--- Data supplied ---

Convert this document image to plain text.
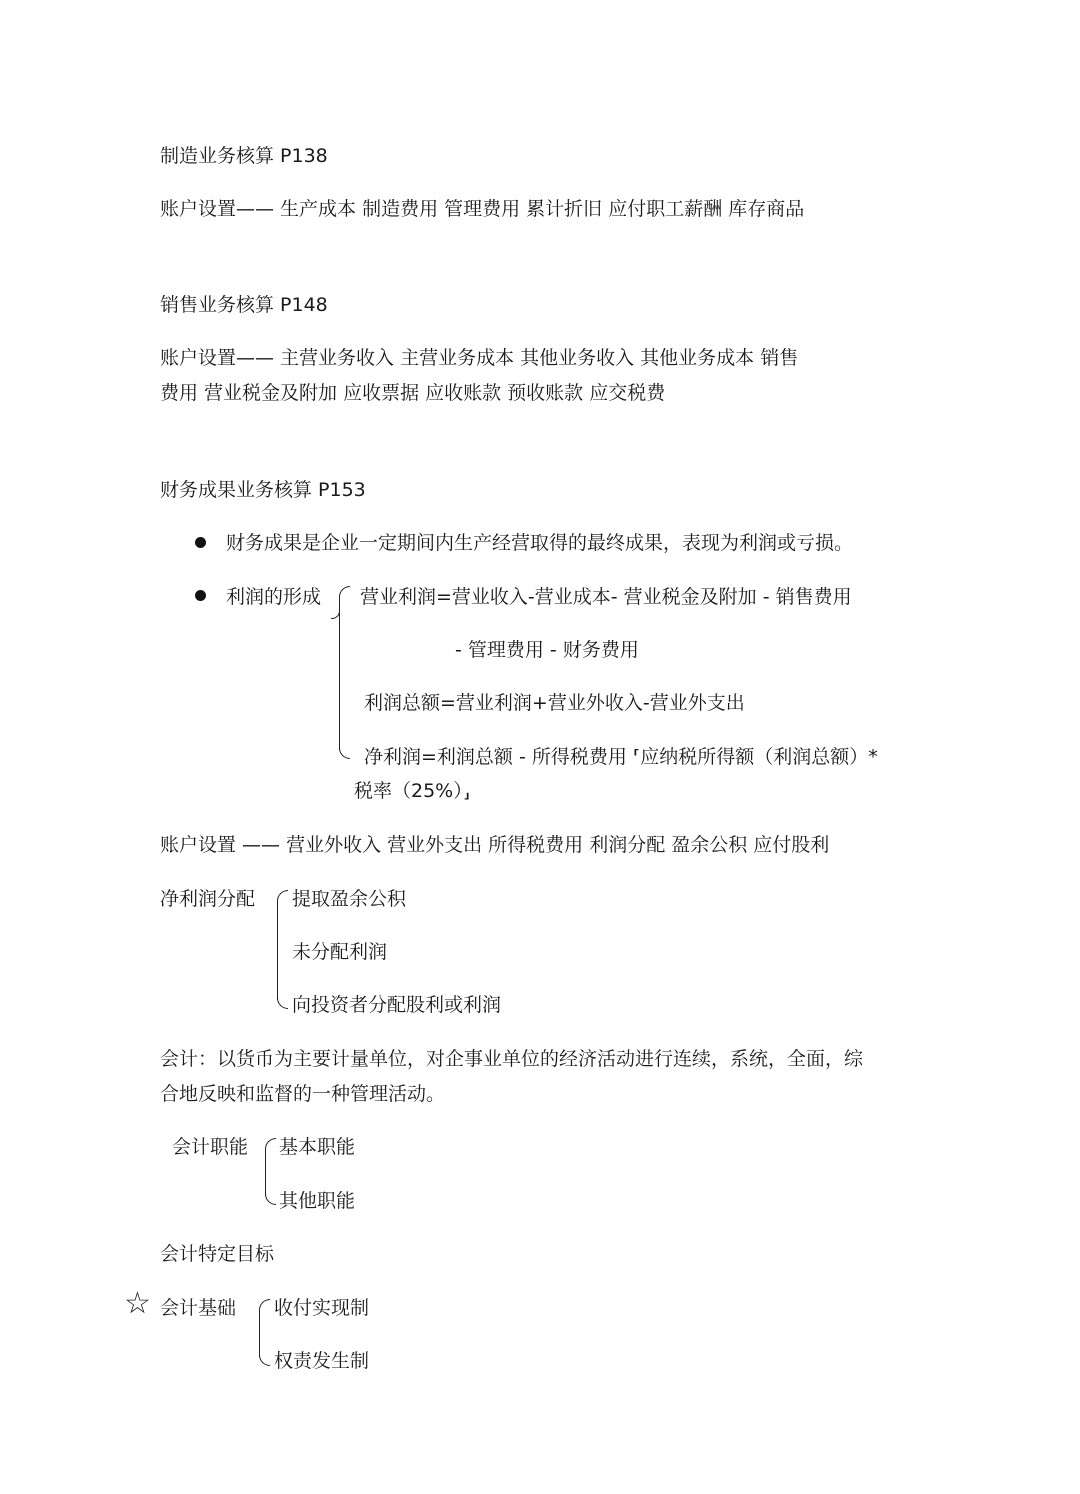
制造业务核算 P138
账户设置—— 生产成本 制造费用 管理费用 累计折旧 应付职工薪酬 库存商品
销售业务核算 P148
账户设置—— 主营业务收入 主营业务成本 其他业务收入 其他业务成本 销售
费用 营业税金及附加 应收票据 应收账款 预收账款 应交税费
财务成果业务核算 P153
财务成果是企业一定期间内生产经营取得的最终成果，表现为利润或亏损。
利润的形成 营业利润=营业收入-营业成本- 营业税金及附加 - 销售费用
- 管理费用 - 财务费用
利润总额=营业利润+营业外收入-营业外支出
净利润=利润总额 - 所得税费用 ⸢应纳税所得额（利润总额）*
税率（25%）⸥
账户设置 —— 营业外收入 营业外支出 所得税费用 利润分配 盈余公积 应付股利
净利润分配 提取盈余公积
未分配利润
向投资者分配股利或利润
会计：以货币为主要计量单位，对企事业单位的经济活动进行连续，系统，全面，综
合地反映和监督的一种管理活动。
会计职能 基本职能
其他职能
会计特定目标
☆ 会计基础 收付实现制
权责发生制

--- Directions for this task ---
Extract all lines from the data in which "账户设置" is found.

--- Solution to this task ---
账户设置—— 生产成本 制造费用 管理费用 累计折旧 应付职工薪酬 库存商品
账户设置—— 主营业务收入 主营业务成本 其他业务收入 其他业务成本 销售
账户设置 —— 营业外收入 营业外支出 所得税费用 利润分配 盈余公积 应付股利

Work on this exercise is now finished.